● **TASK DIRECTIONS**:
Swap "Maintenance" for "Upkeep" in the lines from the one containing "experience-heading: EXPERIENCE &" to the one containing "keyword-item: Training &", and give back only those lines with nothing else altered.

── MATERIAL FOR THIS TASK ──

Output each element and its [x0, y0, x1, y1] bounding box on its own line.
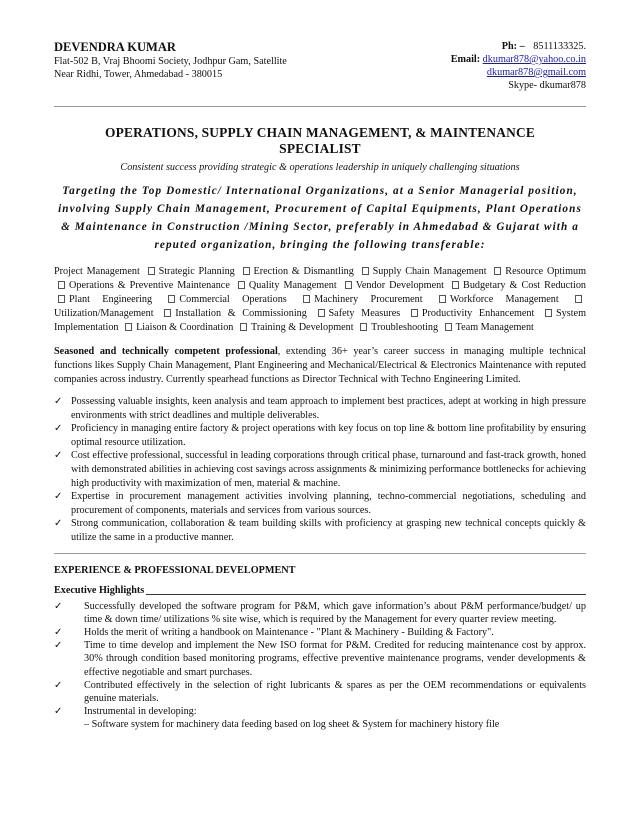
experience-heading: EXPERIENCE & PROFESSIONAL DEVELOPMENT [54, 564, 296, 576]
checklist-item [54, 705, 586, 718]
bullet-box-icon [362, 267, 369, 275]
headline-line-2: SPECIALIST [279, 141, 361, 156]
checklist-item [54, 449, 586, 490]
highlights-underline [146, 584, 586, 595]
keyword-item: Budgetary & Cost Reduction [463, 280, 587, 291]
career-target: Targeting the Top Domestic/ International Organizations, at a Senior Managerial position, involving Supply Chain Management, Procurement of Capital Equipments, Plant Operations & Maintenance in Construction /Mining Sector, preferably in Ahmedabad & Gujarat with a reputed organization, bringing the following transferable: [58, 185, 582, 251]
summary-text: , extending 36+ year’s career success in managing multiple technical functions likes Supply Chain Management, Plant Engineering and Mechanical/Electrical & Electronics Maintenance with reputed companies across industry. Currently spearhead functions as Director Technical with Techno Engineering Limited. [54, 346, 586, 385]
bullet-box-icon [243, 267, 250, 275]
checklist-item [54, 395, 586, 422]
bullet-box-icon [58, 281, 65, 289]
checklist-text: Holds the merit of writing a handbook on Maintenance - "Plant & Machinery - Building & Factory". [84, 626, 494, 638]
keyword-item: Project Management [54, 266, 140, 277]
bullet-box-icon [58, 295, 65, 303]
strengths-list [54, 395, 586, 545]
checklist-text: Contributed effectively in the selection of right lubricants & spares as per the OEM recommendations or equivalents genuine materials. [84, 679, 586, 704]
checkmark-icon: ✓ [54, 706, 63, 718]
bullet-box-icon [494, 267, 501, 275]
highlights-heading [54, 584, 586, 598]
bullet-box-icon [238, 281, 245, 289]
keyword-item: Operations & Preventive Maintenance [69, 280, 230, 291]
checklist-text: Successfully developed the software program for P&M, which gave information’s about P&M performance/budget/ up time & down time/ utilizations % site wise, which is required by the Management for every quarter review meeting. [84, 600, 586, 625]
keyword-item: Training & Development [250, 322, 354, 333]
keyword-item: Machinery Procurement [314, 294, 423, 305]
address-line-1: Flat-502 B, Vraj Bhoomi Society, Jodhpur Gam, Satellite [54, 56, 287, 67]
checklist-item [54, 422, 586, 449]
phone-number: 8511133325. [533, 41, 586, 52]
bullet-box-icon [168, 295, 175, 303]
checkmark-icon: ✓ [54, 679, 63, 691]
keyword-item: Troubleshooting [371, 322, 439, 333]
candidate-name: DEVENDRA KUMAR [54, 40, 176, 54]
checklist-text: Expertise in procurement management activities involving planning, techno-commercial negotiations, scheduling and procurement of components, materials and services from various sources. [71, 491, 586, 516]
address-line-2: Near Ridhi, Tower, Ahmedabad - 380015 [54, 69, 223, 80]
bullet-box-icon [303, 295, 310, 303]
highlights-label: Executive Highlights [54, 584, 145, 596]
keyword-item: Resource Optimum [505, 266, 587, 277]
email-line [451, 53, 586, 66]
bullet-box-icon [318, 309, 325, 317]
resume-page [54, 40, 586, 732]
keyword-item: Quality Management [248, 280, 337, 291]
keyword-item: Plant Engineering [69, 294, 153, 305]
checklist-item [54, 626, 586, 639]
bullet-box-icon [575, 295, 582, 303]
header-divider [54, 106, 586, 107]
summary-paragraph [54, 345, 586, 387]
checklist-text: Cost effective professional, successful in leading corporations through critical phase, turnaround and fast-track growth, honed with demonstrated abilities in achieving cost savings across assignments & minimizing performance bottlenecks for achieving high productivity with maximization of men, material & machine. [71, 450, 586, 489]
checklist-item [54, 639, 586, 679]
checkmark-icon: ✓ [54, 450, 63, 462]
keyword-list [54, 265, 586, 335]
keyword-item: Utilization/Management [54, 308, 154, 319]
checkmark-icon: ✓ [54, 396, 63, 407]
checkmark-icon: ✓ [54, 626, 63, 638]
contact-header [54, 40, 586, 100]
bullet-box-icon [345, 281, 352, 289]
bullet-box-icon [452, 281, 459, 289]
keyword-item: Erection & Dismantling [253, 266, 354, 277]
bullet-box-icon [164, 309, 171, 317]
highlights-list [54, 600, 586, 719]
checklist-item [54, 517, 586, 544]
checklist-item [54, 490, 586, 517]
bullet-box-icon [240, 323, 247, 331]
bullet-box-icon [445, 323, 452, 331]
checklist-text: Strong communication, collaboration & team building skills with proficiency at grasping new technical concepts quickly & utilize the same in a productive manner. [71, 518, 586, 543]
bullet-box-icon [411, 309, 418, 317]
bullet-box-icon [439, 295, 446, 303]
keyword-item: Workforce Management [449, 294, 559, 305]
contact-left [54, 40, 287, 81]
summary-lead: Seasoned and technically competent professional [54, 346, 278, 357]
checklist-text: Instrumental in developing: [84, 706, 197, 718]
highlight-last-line: – Software system for machinery data feeding based on log sheet & System for machinery history file [84, 719, 500, 731]
keyword-item: Safety Measures [328, 308, 401, 319]
keyword-item: Commercial Operations [179, 294, 287, 305]
keyword-item: Vendor Development [355, 280, 445, 291]
bullet-box-icon [148, 267, 155, 275]
keyword-item: Installation & Commissioning [175, 308, 307, 319]
section-divider [54, 553, 586, 554]
checklist-text: Time to time develop and implement the New ISO format for P&M. Credited for reducing maintenance cost by approx. 30% through condition based monitoring programs, effective preventive maintenance programs, vender developments & effective negotiable and smart purchases. [84, 640, 586, 678]
email-link-1[interactable]: dkumar878@yahoo.co.in [482, 54, 586, 65]
keyword-item: Team Management [455, 322, 534, 333]
headline-title [54, 125, 586, 157]
keyword-item: Productivity Enhancement [421, 308, 535, 319]
checkmark-icon: ✓ [54, 640, 63, 652]
bullet-box-icon [360, 323, 367, 331]
checkmark-icon: ✓ [54, 423, 63, 435]
bullet-box-icon [125, 323, 132, 331]
phone-label: Ph: – [501, 41, 525, 52]
checkmark-icon: ✓ [54, 518, 63, 530]
checkmark-icon: ✓ [54, 600, 63, 612]
contact-right [451, 40, 586, 92]
checklist-text: Possessing valuable insights, keen analysis and team approach to implement best practices, adept at working in high pressure environments with strict deadlines and multiple deliverables. [71, 396, 586, 421]
keyword-item: Supply Chain Management [372, 266, 487, 277]
checklist-text: Proficiency in managing entire factory & project operations with key focus on top line & bottom line profitability by ensuring optimal resource utilization. [71, 423, 586, 448]
headline-line-1: OPERATIONS, SUPPLY CHAIN MANAGEMENT, & MAINTENANCE [105, 125, 535, 140]
bullet-box-icon [545, 309, 552, 317]
tagline: Consistent success providing strategic & operations leadership in uniquely challenging situations [120, 162, 520, 173]
keyword-item: Strategic Planning [158, 266, 235, 277]
keyword-item: Liaison & Coordination [136, 322, 234, 333]
email-label: Email: [450, 54, 481, 65]
checkmark-icon: ✓ [54, 491, 63, 503]
phone-line [451, 40, 586, 53]
checklist-item [54, 600, 586, 626]
checklist-item [54, 679, 586, 705]
keyword-item: System Implementation [54, 308, 587, 333]
email-link-2[interactable]: dkumar878@gmail.com [486, 67, 586, 78]
skype-id: Skype- dkumar878 [508, 80, 586, 91]
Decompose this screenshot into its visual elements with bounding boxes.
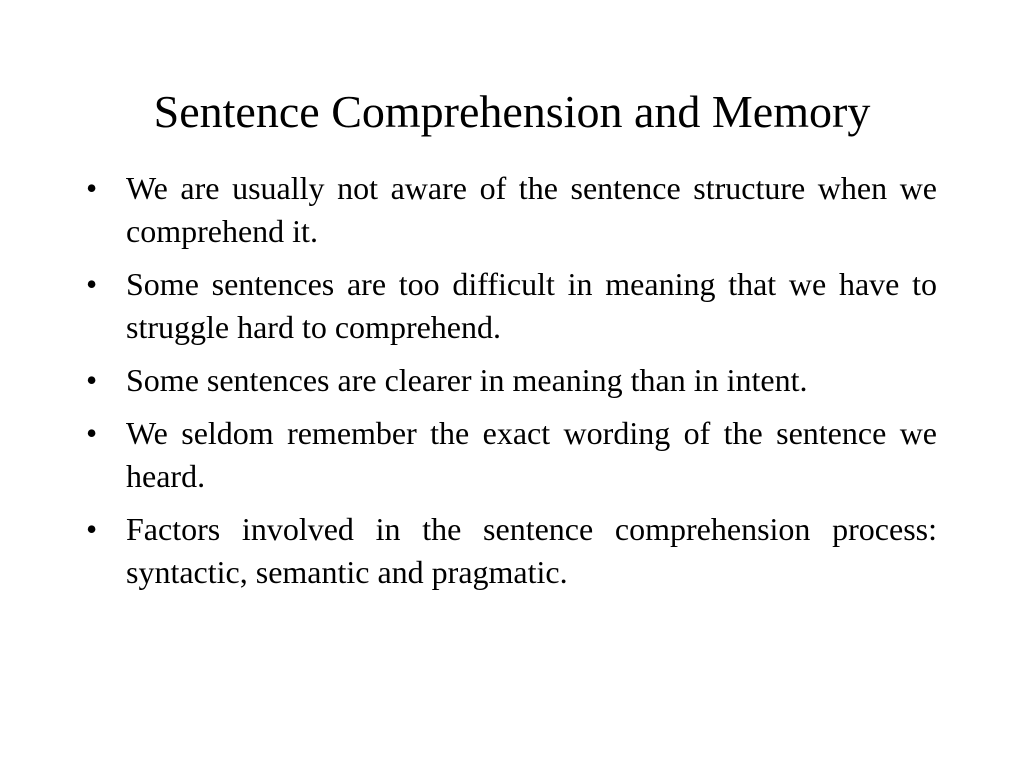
bullet-icon: • (86, 415, 98, 451)
slide-title: Sentence Comprehension and Memory (153, 86, 871, 137)
bullet-item (86, 263, 937, 349)
bullet-icon: • (86, 266, 98, 302)
bullet-icon: • (86, 511, 98, 547)
bullet-text: We seldom remember the exact wording of the sentence we heard. (126, 415, 937, 494)
bullet-text: Some sentences are clearer in meaning than in intent. (126, 362, 808, 398)
bullet-list (86, 167, 937, 604)
bullet-text: We are usually not aware of the sentence structure when we comprehend it. (126, 170, 937, 249)
bullet-item (86, 508, 937, 594)
bullet-item (86, 412, 937, 498)
bullet-text: Factors involved in the sentence comprehension process: syntactic, semantic and pragmatic. (126, 511, 937, 590)
bullet-icon: • (86, 362, 98, 398)
bullet-item (86, 167, 937, 253)
bullet-item (86, 359, 937, 402)
bullet-icon: • (86, 170, 98, 206)
bullet-text: Some sentences are too difficult in meaning that we have to struggle hard to comprehend. (126, 266, 937, 345)
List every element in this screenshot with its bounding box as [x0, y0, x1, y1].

───

● **RESULT FOR THIS EXERCISE**:
experience-heading: EXPERIENCE & PROFESSIONAL DEVELOPMENT [54, 564, 296, 576]
checklist-item [54, 705, 586, 718]
bullet-box-icon [362, 267, 369, 275]
headline-line-2: SPECIALIST [279, 141, 361, 156]
checklist-item [54, 449, 586, 490]
highlights-underline [146, 584, 586, 595]
keyword-item: Budgetary & Cost Reduction [463, 280, 587, 291]
career-target: Targeting the Top Domestic/ International Organizations, at a Senior Managerial position, involving Supply Chain Management, Procurement of Capital Equipments, Plant Operations & Upkeep in Construction /Mining Sector, preferably in Ahmedabad & Gujarat with a reputed organization, bringing the following transferable: [58, 185, 582, 251]
summary-text: , extending 36+ year’s career success in managing multiple technical functions likes Supply Chain Management, Plant Engineering and Mechanical/Electrical & Electronics Upkeep with reputed companies across industry. Currently spearhead functions as Director Technical with Techno Engineering Limited. [54, 346, 586, 385]
bullet-box-icon [243, 267, 250, 275]
checklist-item [54, 395, 586, 422]
bullet-box-icon [58, 281, 65, 289]
checklist-text: Holds the merit of writing a handbook on Upkeep - "Plant & Machinery - Building & Factory". [84, 626, 494, 638]
keyword-item: Project Management [54, 266, 140, 277]
bullet-box-icon [58, 295, 65, 303]
strengths-list [54, 395, 586, 545]
checklist-text: Contributed effectively in the selection of right lubricants & spares as per the OEM recommendations or equivalents genuine materials. [84, 679, 586, 704]
checkmark-icon: ✓ [54, 706, 63, 718]
bullet-box-icon [494, 267, 501, 275]
highlights-heading [54, 584, 586, 598]
bullet-box-icon [238, 281, 245, 289]
keyword-item: Operations & Preventive Upkeep [69, 280, 230, 291]
checklist-text: Successfully developed the software program for P&M, which gave information’s about P&M performance/budget/ up time & down time/ utilizations % site wise, which is required by the Management for every quarter review meeting. [84, 600, 586, 625]
keyword-item: Training & Development [250, 322, 354, 333]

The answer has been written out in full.